Stored dataset items
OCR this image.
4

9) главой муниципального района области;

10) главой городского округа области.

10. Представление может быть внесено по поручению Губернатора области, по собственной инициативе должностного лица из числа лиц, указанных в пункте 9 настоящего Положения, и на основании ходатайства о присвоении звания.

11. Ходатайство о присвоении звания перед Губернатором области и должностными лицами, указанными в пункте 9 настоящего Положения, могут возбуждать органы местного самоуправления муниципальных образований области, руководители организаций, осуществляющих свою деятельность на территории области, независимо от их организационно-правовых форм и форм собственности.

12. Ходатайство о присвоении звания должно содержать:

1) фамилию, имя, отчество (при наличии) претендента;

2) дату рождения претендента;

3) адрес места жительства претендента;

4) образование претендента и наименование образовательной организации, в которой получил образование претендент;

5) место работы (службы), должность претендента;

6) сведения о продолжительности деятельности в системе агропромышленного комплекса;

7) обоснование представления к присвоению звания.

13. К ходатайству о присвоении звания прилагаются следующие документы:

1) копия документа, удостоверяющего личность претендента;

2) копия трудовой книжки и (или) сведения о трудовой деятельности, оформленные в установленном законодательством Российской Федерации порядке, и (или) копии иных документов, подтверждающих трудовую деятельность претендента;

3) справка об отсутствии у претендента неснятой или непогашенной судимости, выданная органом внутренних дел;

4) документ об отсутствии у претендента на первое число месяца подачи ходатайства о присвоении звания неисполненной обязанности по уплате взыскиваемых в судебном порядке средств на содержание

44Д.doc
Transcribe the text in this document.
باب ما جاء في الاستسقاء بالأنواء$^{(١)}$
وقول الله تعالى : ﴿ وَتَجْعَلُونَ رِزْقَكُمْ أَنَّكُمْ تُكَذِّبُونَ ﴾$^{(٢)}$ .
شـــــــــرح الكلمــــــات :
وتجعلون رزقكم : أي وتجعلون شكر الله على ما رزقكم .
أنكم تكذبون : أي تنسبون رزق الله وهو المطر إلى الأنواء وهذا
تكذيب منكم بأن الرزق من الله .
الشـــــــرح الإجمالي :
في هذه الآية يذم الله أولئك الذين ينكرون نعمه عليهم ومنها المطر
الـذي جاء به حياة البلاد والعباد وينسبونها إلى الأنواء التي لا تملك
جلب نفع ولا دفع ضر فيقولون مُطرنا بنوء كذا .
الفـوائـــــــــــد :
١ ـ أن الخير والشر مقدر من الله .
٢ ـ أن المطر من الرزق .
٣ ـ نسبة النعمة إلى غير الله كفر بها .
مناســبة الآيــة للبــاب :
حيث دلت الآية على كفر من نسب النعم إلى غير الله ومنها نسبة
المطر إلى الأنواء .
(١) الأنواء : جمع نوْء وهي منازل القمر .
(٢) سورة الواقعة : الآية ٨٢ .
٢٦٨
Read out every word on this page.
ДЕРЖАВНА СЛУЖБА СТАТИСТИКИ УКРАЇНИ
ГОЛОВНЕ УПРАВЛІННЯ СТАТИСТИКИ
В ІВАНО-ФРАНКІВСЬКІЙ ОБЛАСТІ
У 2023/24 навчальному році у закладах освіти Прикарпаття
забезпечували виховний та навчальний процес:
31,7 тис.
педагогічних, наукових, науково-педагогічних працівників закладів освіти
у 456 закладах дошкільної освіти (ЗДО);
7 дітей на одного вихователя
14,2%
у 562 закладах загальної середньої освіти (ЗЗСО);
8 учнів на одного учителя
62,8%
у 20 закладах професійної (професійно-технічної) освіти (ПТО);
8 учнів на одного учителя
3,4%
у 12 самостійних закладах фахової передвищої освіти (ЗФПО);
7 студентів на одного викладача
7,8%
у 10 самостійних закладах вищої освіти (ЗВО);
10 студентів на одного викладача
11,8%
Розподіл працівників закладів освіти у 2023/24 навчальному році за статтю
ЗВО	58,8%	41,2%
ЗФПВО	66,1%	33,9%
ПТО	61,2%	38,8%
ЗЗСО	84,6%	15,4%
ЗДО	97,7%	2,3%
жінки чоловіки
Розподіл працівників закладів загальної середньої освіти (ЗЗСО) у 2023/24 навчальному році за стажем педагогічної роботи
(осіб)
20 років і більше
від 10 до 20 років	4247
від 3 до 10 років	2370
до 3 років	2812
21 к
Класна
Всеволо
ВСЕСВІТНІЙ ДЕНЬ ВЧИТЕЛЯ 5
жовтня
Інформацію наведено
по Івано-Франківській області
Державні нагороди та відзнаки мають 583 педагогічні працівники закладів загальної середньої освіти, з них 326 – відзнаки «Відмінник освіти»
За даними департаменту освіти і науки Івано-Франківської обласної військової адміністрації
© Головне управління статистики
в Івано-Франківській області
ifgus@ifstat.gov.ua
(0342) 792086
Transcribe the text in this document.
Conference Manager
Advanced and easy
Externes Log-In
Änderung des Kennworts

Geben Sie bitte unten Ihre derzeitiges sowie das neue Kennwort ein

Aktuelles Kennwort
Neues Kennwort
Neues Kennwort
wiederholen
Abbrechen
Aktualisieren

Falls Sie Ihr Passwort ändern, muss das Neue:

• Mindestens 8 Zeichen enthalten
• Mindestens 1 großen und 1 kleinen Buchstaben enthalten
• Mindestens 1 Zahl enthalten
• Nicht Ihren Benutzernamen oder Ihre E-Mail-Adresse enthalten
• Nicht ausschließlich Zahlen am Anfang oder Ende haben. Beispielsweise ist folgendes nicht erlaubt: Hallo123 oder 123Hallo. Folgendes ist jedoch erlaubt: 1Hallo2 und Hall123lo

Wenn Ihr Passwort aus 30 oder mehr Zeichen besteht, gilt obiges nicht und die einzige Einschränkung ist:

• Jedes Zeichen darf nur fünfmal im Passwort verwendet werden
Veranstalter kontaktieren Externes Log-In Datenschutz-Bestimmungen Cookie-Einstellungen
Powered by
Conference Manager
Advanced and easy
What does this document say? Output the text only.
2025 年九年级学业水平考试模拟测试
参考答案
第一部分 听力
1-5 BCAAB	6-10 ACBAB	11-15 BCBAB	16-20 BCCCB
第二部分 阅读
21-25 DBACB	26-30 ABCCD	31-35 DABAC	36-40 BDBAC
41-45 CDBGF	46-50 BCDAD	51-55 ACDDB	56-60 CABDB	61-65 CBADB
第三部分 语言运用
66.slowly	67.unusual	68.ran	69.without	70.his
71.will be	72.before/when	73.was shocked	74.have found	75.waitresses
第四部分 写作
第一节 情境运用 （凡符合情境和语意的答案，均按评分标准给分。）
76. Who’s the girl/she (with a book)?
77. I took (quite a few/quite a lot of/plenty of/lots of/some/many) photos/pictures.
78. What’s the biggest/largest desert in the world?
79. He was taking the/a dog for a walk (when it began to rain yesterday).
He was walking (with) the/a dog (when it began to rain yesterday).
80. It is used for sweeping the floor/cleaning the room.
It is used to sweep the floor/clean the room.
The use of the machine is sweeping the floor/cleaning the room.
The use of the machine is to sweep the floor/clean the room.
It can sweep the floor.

### EXERCISE DETAILS
All of the data must be returned exactly.

### RESPONSE TO THE EXERCISE
OCR this image.
4

9) главой муниципального района области;

10) главой городского округа области.

10. Представление может быть внесено по поручению Губернатора области, по собственной инициативе должностного лица из числа лиц, указанных в пункте 9 настоящего Положения, и на основании ходатайства о присвоении звания.

11. Ходатайство о присвоении звания перед Губернатором области и должностными лицами, указанными в пункте 9 настоящего Положения, могут возбуждать органы местного самоуправления муниципальных образований области, руководители организаций, осуществляющих свою деятельность на территории области, независимо от их организационно-правовых форм и форм собственности.

12. Ходатайство о присвоении звания должно содержать:

1) фамилию, имя, отчество (при наличии) претендента;

2) дату рождения претендента;

3) адрес места жительства претендента;

4) образование претендента и наименование образовательной организации, в которой получил образование претендент;

5) место работы (службы), должность претендента;

6) сведения о продолжительности деятельности в системе агропромышленного комплекса;

7) обоснование представления к присвоению звания.

13. К ходатайству о присвоении звания прилагаются следующие документы:

1) копия документа, удостоверяющего личность претендента;

2) копия трудовой книжки и (или) сведения о трудовой деятельности, оформленные в установленном законодательством Российской Федерации порядке, и (или) копии иных документов, подтверждающих трудовую деятельность претендента;

3) справка об отсутствии у претендента неснятой или непогашенной судимости, выданная органом внутренних дел;

4) документ об отсутствии у претендента на первое число месяца подачи ходатайства о присвоении звания неисполненной обязанности по уплате взыскиваемых в судебном порядке средств на содержание

44Д.doc
Transcribe the text in this document.
باب ما جاء في الاستسقاء بالأنواء$^{(١)}$
وقول الله تعالى : ﴿ وَتَجْعَلُونَ رِزْقَكُمْ أَنَّكُمْ تُكَذِّبُونَ ﴾$^{(٢)}$ .
شـــــــــرح الكلمــــــات :
وتجعلون رزقكم : أي وتجعلون شكر الله على ما رزقكم .
أنكم تكذبون : أي تنسبون رزق الله وهو المطر إلى الأنواء وهذا
تكذيب منكم بأن الرزق من الله .
الشـــــــرح الإجمالي :
في هذه الآية يذم الله أولئك الذين ينكرون نعمه عليهم ومنها المطر
الـذي جاء به حياة البلاد والعباد وينسبونها إلى الأنواء التي لا تملك
جلب نفع ولا دفع ضر فيقولون مُطرنا بنوء كذا .
الفـوائـــــــــــد :
١ ـ أن الخير والشر مقدر من الله .
٢ ـ أن المطر من الرزق .
٣ ـ نسبة النعمة إلى غير الله كفر بها .
مناســبة الآيــة للبــاب :
حيث دلت الآية على كفر من نسب النعم إلى غير الله ومنها نسبة
المطر إلى الأنواء .
(١) الأنواء : جمع نوْء وهي منازل القمر .
(٢) سورة الواقعة : الآية ٨٢ .
٢٦٨
Read out every word on this page.
ДЕРЖАВНА СЛУЖБА СТАТИСТИКИ УКРАЇНИ
ГОЛОВНЕ УПРАВЛІННЯ СТАТИСТИКИ
В ІВАНО-ФРАНКІВСЬКІЙ ОБЛАСТІ
У 2023/24 навчальному році у закладах освіти Прикарпаття
забезпечували виховний та навчальний процес:
31,7 тис.
педагогічних, наукових, науково-педагогічних працівників закладів освіти
у 456 закладах дошкільної освіти (ЗДО);
7 дітей на одного вихователя
14,2%
у 562 закладах загальної середньої освіти (ЗЗСО);
8 учнів на одного учителя
62,8%
у 20 закладах професійної (професійно-технічної) освіти (ПТО);
8 учнів на одного учителя
3,4%
у 12 самостійних закладах фахової передвищої освіти (ЗФПО);
7 студентів на одного викладача
7,8%
у 10 самостійних закладах вищої освіти (ЗВО);
10 студентів на одного викладача
11,8%
Розподіл працівників закладів освіти у 2023/24 навчальному році за статтю
ЗВО	58,8%	41,2%
ЗФПВО	66,1%	33,9%
ПТО	61,2%	38,8%
ЗЗСО	84,6%	15,4%
ЗДО	97,7%	2,3%
жінки чоловіки
Розподіл працівників закладів загальної середньої освіти (ЗЗСО) у 2023/24 навчальному році за стажем педагогічної роботи
(осіб)
20 років і більше
від 10 до 20 років	4247
від 3 до 10 років	2370
до 3 років	2812
21 к
Класна
Всеволо
ВСЕСВІТНІЙ ДЕНЬ ВЧИТЕЛЯ 5
жовтня
Інформацію наведено
по Івано-Франківській області
Державні нагороди та відзнаки мають 583 педагогічні працівники закладів загальної середньої освіти, з них 326 – відзнаки «Відмінник освіти»
За даними департаменту освіти і науки Івано-Франківської обласної військової адміністрації
© Головне управління статистики
в Івано-Франківській області
ifgus@ifstat.gov.ua
(0342) 792086
Transcribe the text in this document.
Conference Manager
Advanced and easy
Externes Log-In
Änderung des Kennworts

Geben Sie bitte unten Ihre derzeitiges sowie das neue Kennwort ein

Aktuelles Kennwort
Neues Kennwort
Neues Kennwort
wiederholen
Abbrechen
Aktualisieren

Falls Sie Ihr Passwort ändern, muss das Neue:

• Mindestens 8 Zeichen enthalten
• Mindestens 1 großen und 1 kleinen Buchstaben enthalten
• Mindestens 1 Zahl enthalten
• Nicht Ihren Benutzernamen oder Ihre E-Mail-Adresse enthalten
• Nicht ausschließlich Zahlen am Anfang oder Ende haben. Beispielsweise ist folgendes nicht erlaubt: Hallo123 oder 123Hallo. Folgendes ist jedoch erlaubt: 1Hallo2 und Hall123lo

Wenn Ihr Passwort aus 30 oder mehr Zeichen besteht, gilt obiges nicht und die einzige Einschränkung ist:

• Jedes Zeichen darf nur fünfmal im Passwort verwendet werden
Veranstalter kontaktieren Externes Log-In Datenschutz-Bestimmungen Cookie-Einstellungen
Powered by
Conference Manager
Advanced and easy
What does this document say? Output the text only.
2025 年九年级学业水平考试模拟测试
参考答案
第一部分 听力
1-5 BCAAB	6-10 ACBAB	11-15 BCBAB	16-20 BCCCB
第二部分 阅读
21-25 DBACB	26-30 ABCCD	31-35 DABAC	36-40 BDBAC
41-45 CDBGF	46-50 BCDAD	51-55 ACDDB	56-60 CABDB	61-65 CBADB
第三部分 语言运用
66.slowly	67.unusual	68.ran	69.without	70.his
71.will be	72.before/when	73.was shocked	74.have found	75.waitresses
第四部分 写作
第一节 情境运用 （凡符合情境和语意的答案，均按评分标准给分。）
76. Who’s the girl/she (with a book)?
77. I took (quite a few/quite a lot of/plenty of/lots of/some/many) photos/pictures.
78. What’s the biggest/largest desert in the world?
79. He was taking the/a dog for a walk (when it began to rain yesterday).
He was walking (with) the/a dog (when it began to rain yesterday).
80. It is used for sweeping the floor/cleaning the room.
It is used to sweep the floor/clean the room.
The use of the machine is sweeping the floor/cleaning the room.
The use of the machine is to sweep the floor/clean the room.
It can sweep the floor.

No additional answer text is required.